▶ [Set exercise]
Beginning with the line in which "Give me the" appears, transcribe each line word for word until the records end. Do not include pictures.

▶ [Records from a data collection]
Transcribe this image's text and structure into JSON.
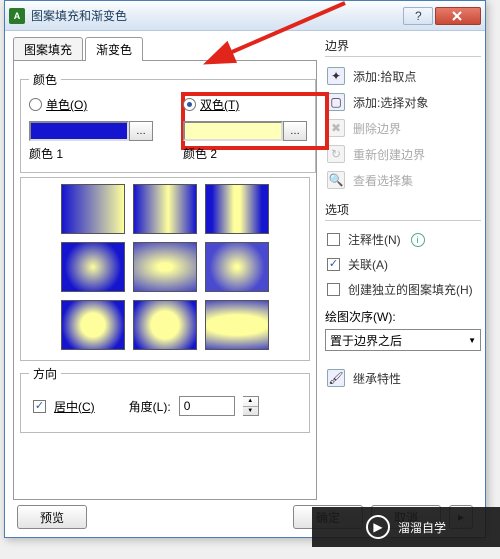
{
  "window": {
    "title": "图案填充和渐变色"
  },
  "tabs": {
    "fill": "图案填充",
    "gradient": "渐变色"
  },
  "colorGroup": {
    "legend": "颜色",
    "single": "单色(O)",
    "two": "双色(T)",
    "label1": "颜色 1",
    "label2": "颜色 2"
  },
  "directionGroup": {
    "legend": "方向",
    "center": "居中(C)",
    "angleLabel": "角度(L):",
    "angleValue": "0"
  },
  "boundary": {
    "header": "边界",
    "addPick": "添加:拾取点",
    "addSelect": "添加:选择对象",
    "delete": "删除边界",
    "recreate": "重新创建边界",
    "viewSel": "查看选择集"
  },
  "options": {
    "header": "选项",
    "annotative": "注释性(N)",
    "assoc": "关联(A)",
    "independent": "创建独立的图案填充(H)",
    "drawOrderLabel": "绘图次序(W):",
    "drawOrderValue": "置于边界之后"
  },
  "inherit": "继承特性",
  "footer": {
    "preview": "预览",
    "ok": "确定",
    "cancel": "取消"
  },
  "watermark": "溜溜自学"
}
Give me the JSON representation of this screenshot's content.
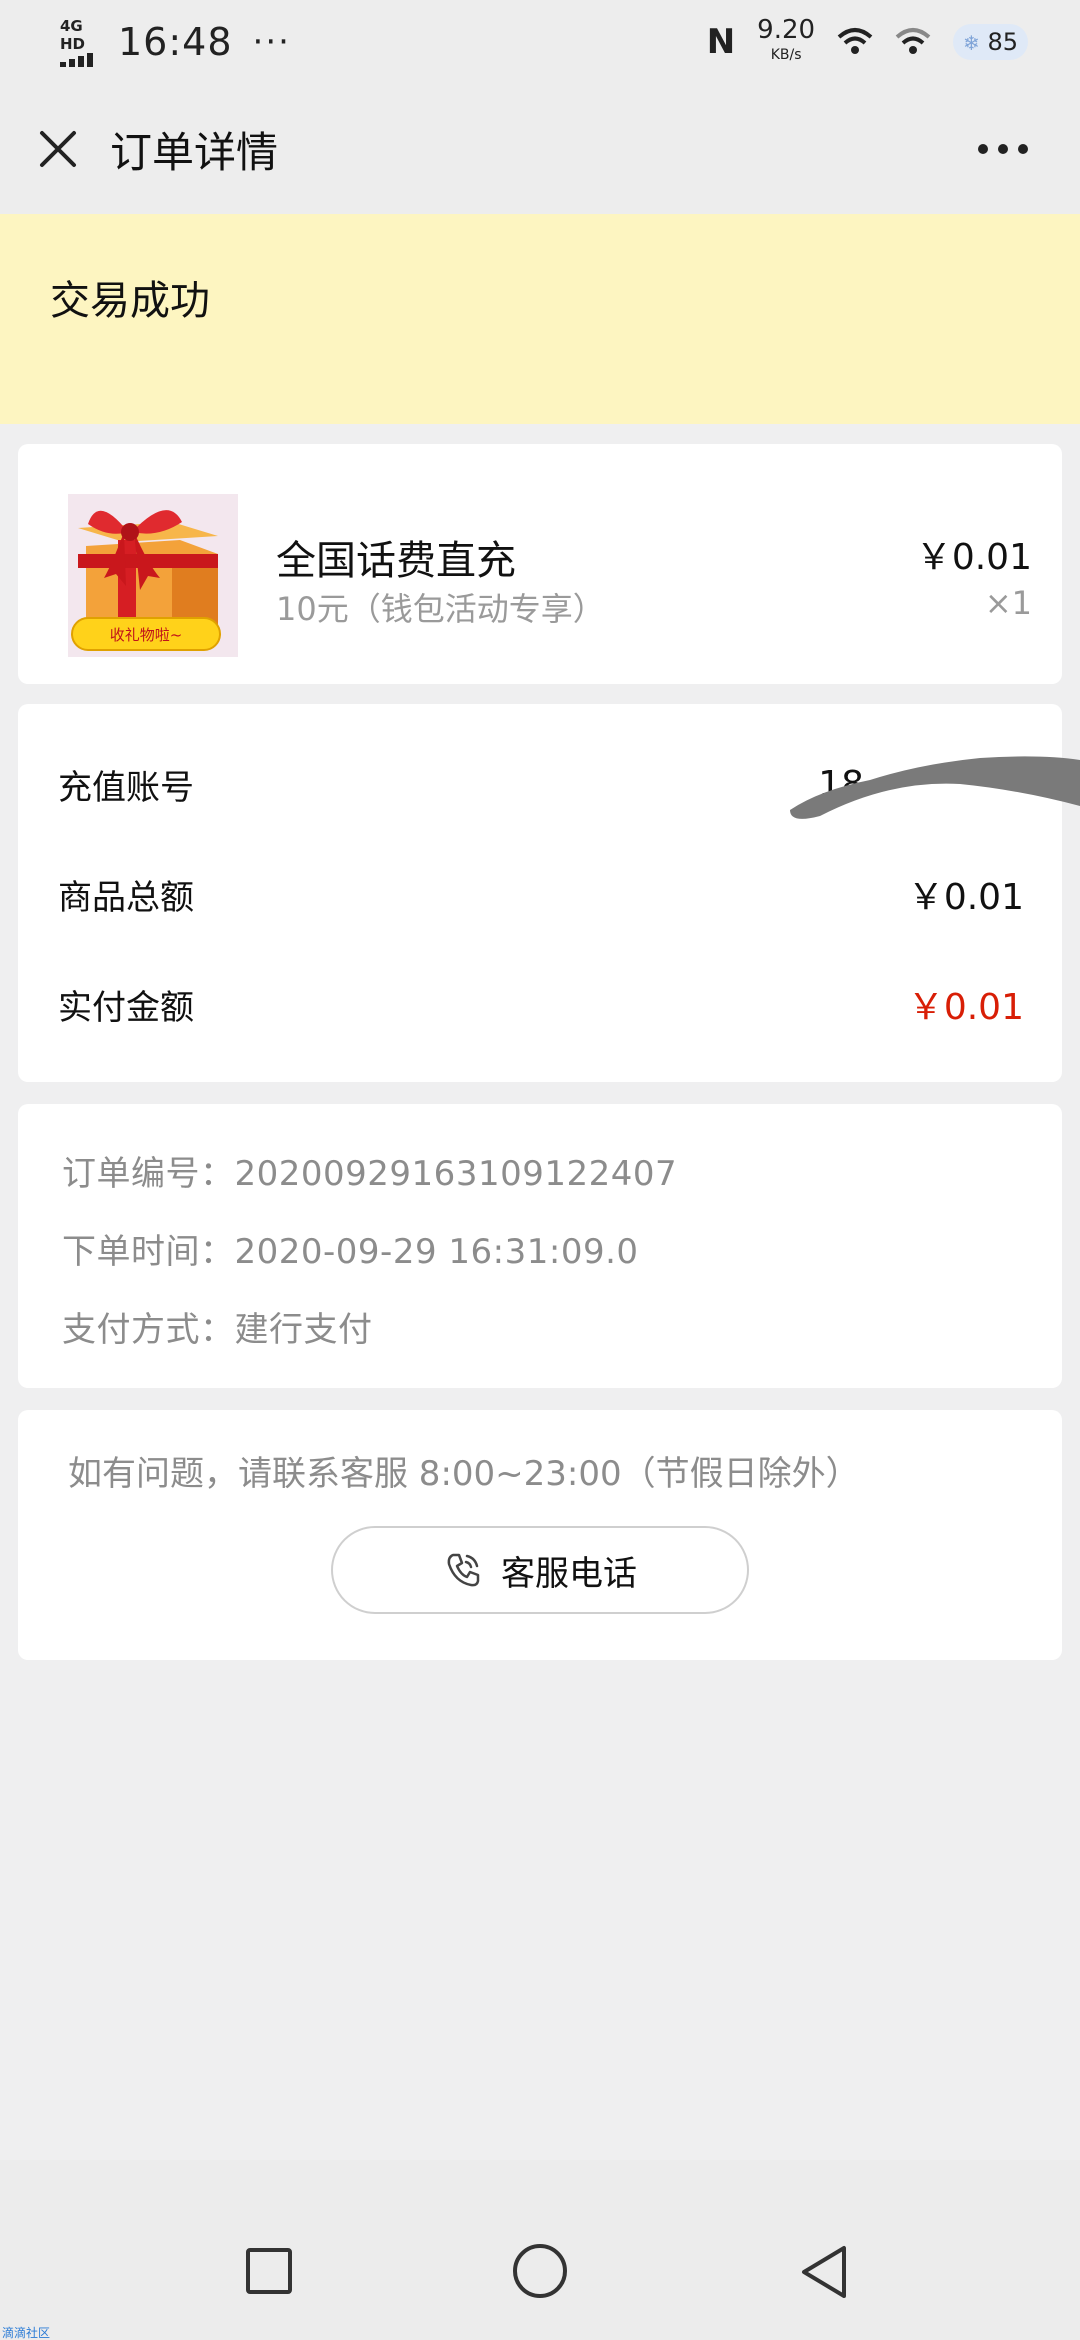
{
  "status_bar": {
    "network": "4G HD",
    "time": "16:48",
    "dots": "···",
    "nfc": "N",
    "speed_value": "9.20",
    "speed_unit": "KB/s",
    "battery": "85"
  },
  "header": {
    "title": "订单详情",
    "close_icon": "close-icon",
    "more_icon": "more-icon"
  },
  "banner": {
    "status": "交易成功"
  },
  "product": {
    "image_label": "收礼物啦~",
    "name": "全国话费直充",
    "desc": "10元（钱包活动专享）",
    "price": "￥0.01",
    "qty": "×1"
  },
  "amounts": {
    "account_label": "充值账号",
    "account_value": "18",
    "goods_total_label": "商品总额",
    "goods_total_value": "￥0.01",
    "paid_label": "实付金额",
    "paid_value": "￥0.01"
  },
  "order_info": [
    "订单编号：20200929163109122407",
    "下单时间：2020-09-29 16:31:09.0",
    "支付方式：建行支付"
  ],
  "help": {
    "text": "如有问题，请联系客服 8:00~23:00（节假日除外）",
    "phone_button": "客服电话",
    "phone_icon": "phone-icon"
  },
  "nav": {
    "recent_icon": "square-icon",
    "home_icon": "circle-icon",
    "back_icon": "triangle-back-icon"
  },
  "watermark": "滴滴社区",
  "colors": {
    "background": "#efeff0",
    "banner": "#fdf5c1",
    "price_red": "#d81e06"
  }
}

▶ [The result]
Give me the JSON representation of this screenshot's content.
{
  "status_bar": {
    "network": "4G HD",
    "time": "16:48",
    "dots": "···",
    "nfc": "N",
    "speed_value": "9.20",
    "speed_unit": "KB/s",
    "battery": "85"
  },
  "header": {
    "title": "订单详情",
    "close_icon": "close-icon",
    "more_icon": "more-icon"
  },
  "banner": {
    "status": "交易成功"
  },
  "product": {
    "image_label": "收礼物啦~",
    "name": "全国话费直充",
    "desc": "10元（钱包活动专享）",
    "price": "￥0.01",
    "qty": "×1"
  },
  "amounts": {
    "account_label": "充值账号",
    "account_value": "18",
    "goods_total_label": "商品总额",
    "goods_total_value": "￥0.01",
    "paid_label": "实付金额",
    "paid_value": "￥0.01"
  },
  "order_info": [
    "订单编号：20200929163109122407",
    "下单时间：2020-09-29 16:31:09.0",
    "支付方式：建行支付"
  ],
  "help": {
    "text": "如有问题，请联系客服 8:00~23:00（节假日除外）",
    "phone_button": "客服电话",
    "phone_icon": "phone-icon"
  },
  "nav": {
    "recent_icon": "square-icon",
    "home_icon": "circle-icon",
    "back_icon": "triangle-back-icon"
  },
  "watermark": "滴滴社区",
  "colors": {
    "background": "#efeff0",
    "banner": "#fdf5c1",
    "price_red": "#d81e06"
  }
}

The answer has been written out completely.